■ The problem
Return the listing below exactly, with the pictures dropped.
********
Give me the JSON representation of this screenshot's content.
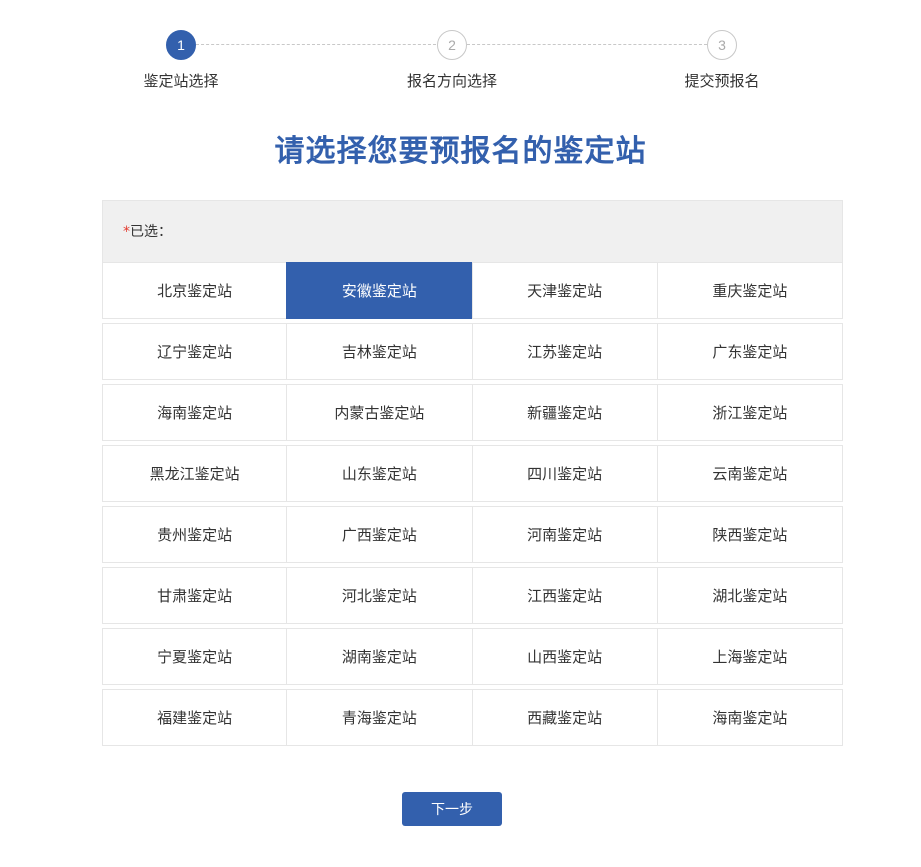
{
  "steps": [
    {
      "number": "1",
      "label": "鉴定站选择",
      "active": true
    },
    {
      "number": "2",
      "label": "报名方向选择",
      "active": false
    },
    {
      "number": "3",
      "label": "提交预报名",
      "active": false
    }
  ],
  "heading": "请选择您要预报名的鉴定站",
  "selected": {
    "required_mark": "*",
    "label": "已选："
  },
  "stations": [
    "北京鉴定站",
    "安徽鉴定站",
    "天津鉴定站",
    "重庆鉴定站",
    "辽宁鉴定站",
    "吉林鉴定站",
    "江苏鉴定站",
    "广东鉴定站",
    "海南鉴定站",
    "内蒙古鉴定站",
    "新疆鉴定站",
    "浙江鉴定站",
    "黑龙江鉴定站",
    "山东鉴定站",
    "四川鉴定站",
    "云南鉴定站",
    "贵州鉴定站",
    "广西鉴定站",
    "河南鉴定站",
    "陕西鉴定站",
    "甘肃鉴定站",
    "河北鉴定站",
    "江西鉴定站",
    "湖北鉴定站",
    "宁夏鉴定站",
    "湖南鉴定站",
    "山西鉴定站",
    "上海鉴定站",
    "福建鉴定站",
    "青海鉴定站",
    "西藏鉴定站",
    "海南鉴定站"
  ],
  "selected_station_index": 1,
  "next_button": "下一步",
  "colors": {
    "accent": "#3360ad",
    "required": "#e23a2e",
    "panel_bg": "#f0f0f0"
  }
}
********
■ Exercise answer
Give me the JSON representation of this screenshot's content.
{
  "steps": [
    {
      "number": "1",
      "label": "鉴定站选择",
      "active": true
    },
    {
      "number": "2",
      "label": "报名方向选择",
      "active": false
    },
    {
      "number": "3",
      "label": "提交预报名",
      "active": false
    }
  ],
  "heading": "请选择您要预报名的鉴定站",
  "selected": {
    "required_mark": "*",
    "label": "已选："
  },
  "stations": [
    "北京鉴定站",
    "安徽鉴定站",
    "天津鉴定站",
    "重庆鉴定站",
    "辽宁鉴定站",
    "吉林鉴定站",
    "江苏鉴定站",
    "广东鉴定站",
    "海南鉴定站",
    "内蒙古鉴定站",
    "新疆鉴定站",
    "浙江鉴定站",
    "黑龙江鉴定站",
    "山东鉴定站",
    "四川鉴定站",
    "云南鉴定站",
    "贵州鉴定站",
    "广西鉴定站",
    "河南鉴定站",
    "陕西鉴定站",
    "甘肃鉴定站",
    "河北鉴定站",
    "江西鉴定站",
    "湖北鉴定站",
    "宁夏鉴定站",
    "湖南鉴定站",
    "山西鉴定站",
    "上海鉴定站",
    "福建鉴定站",
    "青海鉴定站",
    "西藏鉴定站",
    "海南鉴定站"
  ],
  "selected_station_index": 1,
  "next_button": "下一步",
  "colors": {
    "accent": "#3360ad",
    "required": "#e23a2e",
    "panel_bg": "#f0f0f0"
  }
}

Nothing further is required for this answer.